» TASK REQUIREMENTS: What is needed is an exact copy of the records below, minus any pictures.
** Opening DATASET RECORDS block **
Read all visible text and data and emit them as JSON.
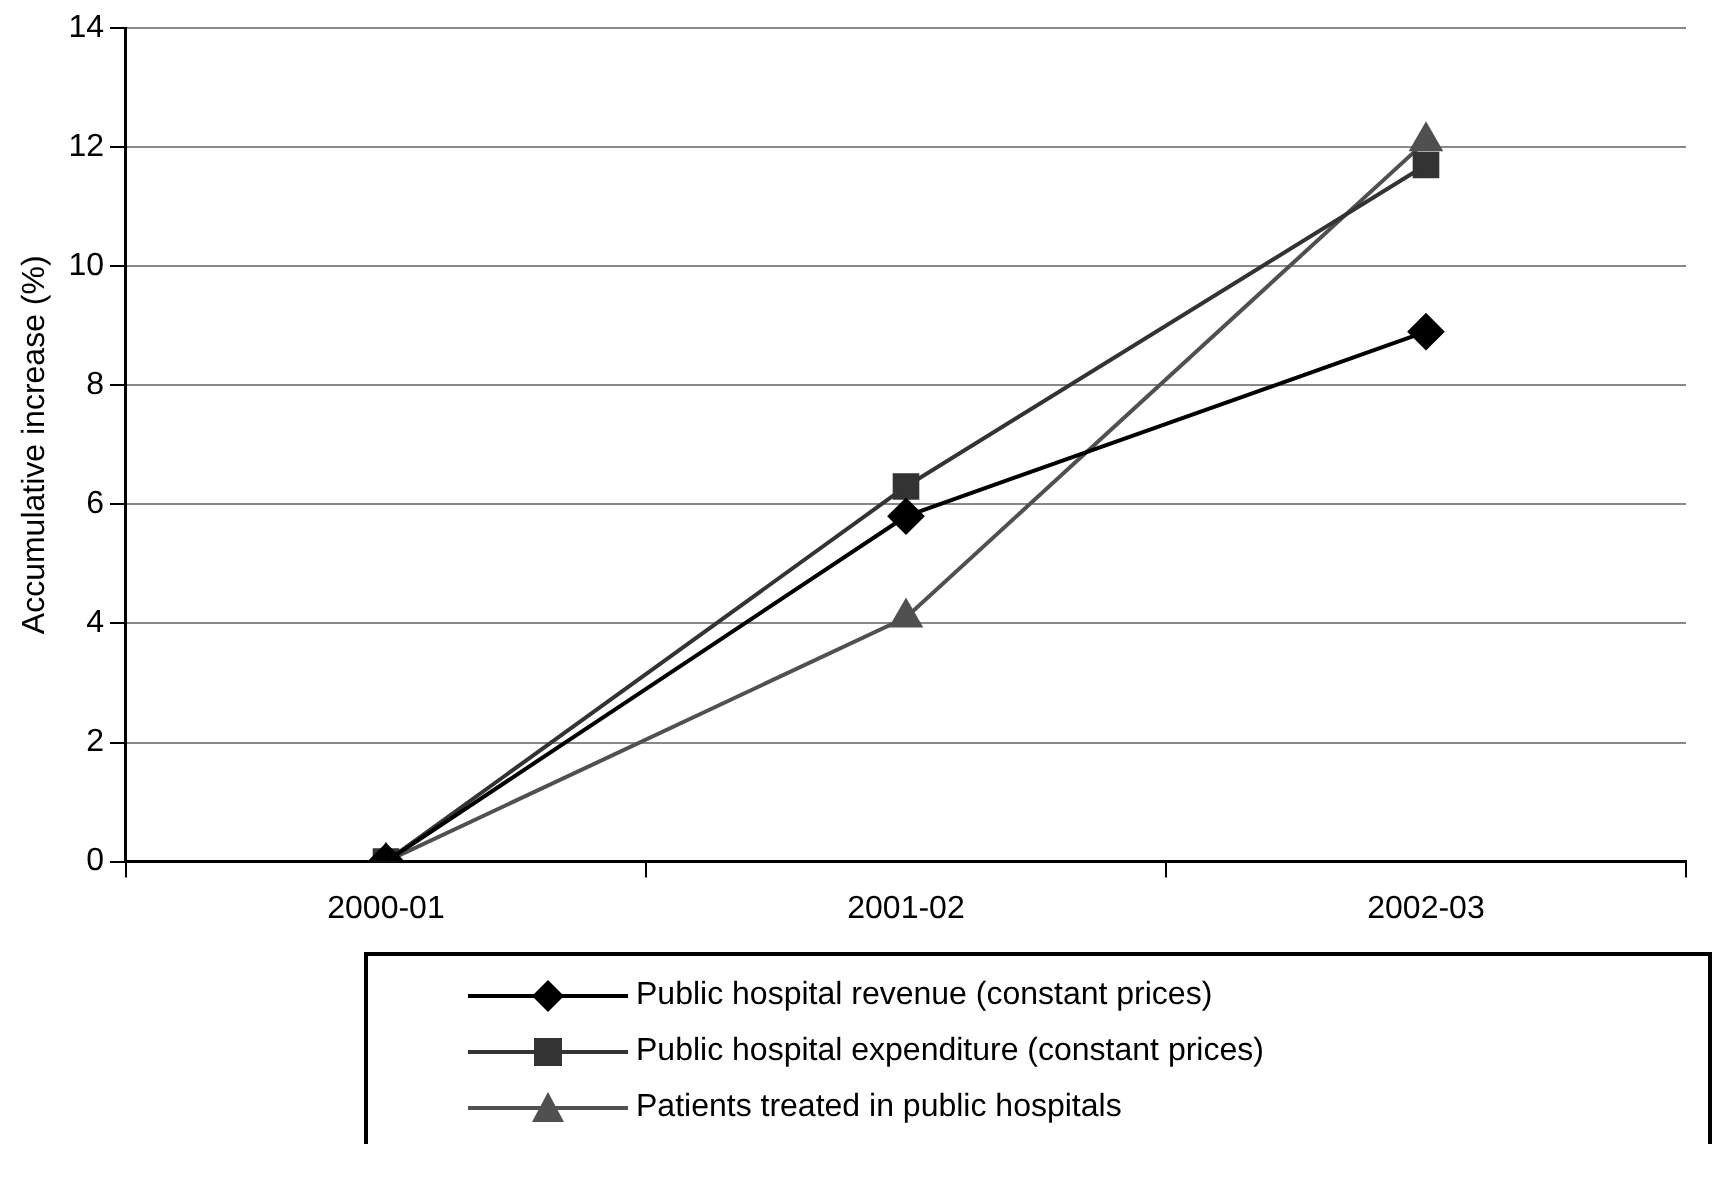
{
  "chart_data": {
    "type": "line",
    "ylabel": "Accumulative increase (%)",
    "categories": [
      "2000-01",
      "2001-02",
      "2002-03"
    ],
    "series": [
      {
        "name": "Public hospital revenue (constant prices)",
        "color": "#000000",
        "marker": "diamond",
        "values": [
          0,
          5.8,
          8.9
        ]
      },
      {
        "name": "Public hospital expenditure (constant prices)",
        "color": "#333333",
        "marker": "square",
        "values": [
          0,
          6.3,
          11.7
        ]
      },
      {
        "name": "Patients treated in public hospitals",
        "color": "#505050",
        "marker": "triangle",
        "values": [
          0,
          4.1,
          12.1
        ]
      }
    ],
    "ylim": [
      0,
      14
    ],
    "yticks": [
      0,
      2,
      4,
      6,
      8,
      10,
      12,
      14
    ],
    "grid": "y",
    "legend": "bottom",
    "line_style": "solid"
  }
}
** Closing DATASET RECORDS block **
» OUTPUT FOR THIS TASK:
Read all visible text and data and emit them as JSON.
{
  "chart_data": {
    "type": "line",
    "ylabel": "Accumulative increase (%)",
    "categories": [
      "2000-01",
      "2001-02",
      "2002-03"
    ],
    "series": [
      {
        "name": "Public hospital revenue (constant prices)",
        "color": "#000000",
        "marker": "diamond",
        "values": [
          0,
          5.8,
          8.9
        ]
      },
      {
        "name": "Public hospital expenditure (constant prices)",
        "color": "#333333",
        "marker": "square",
        "values": [
          0,
          6.3,
          11.7
        ]
      },
      {
        "name": "Patients treated in public hospitals",
        "color": "#505050",
        "marker": "triangle",
        "values": [
          0,
          4.1,
          12.1
        ]
      }
    ],
    "ylim": [
      0,
      14
    ],
    "yticks": [
      0,
      2,
      4,
      6,
      8,
      10,
      12,
      14
    ],
    "grid": "y",
    "legend": "bottom",
    "line_style": "solid"
  }
}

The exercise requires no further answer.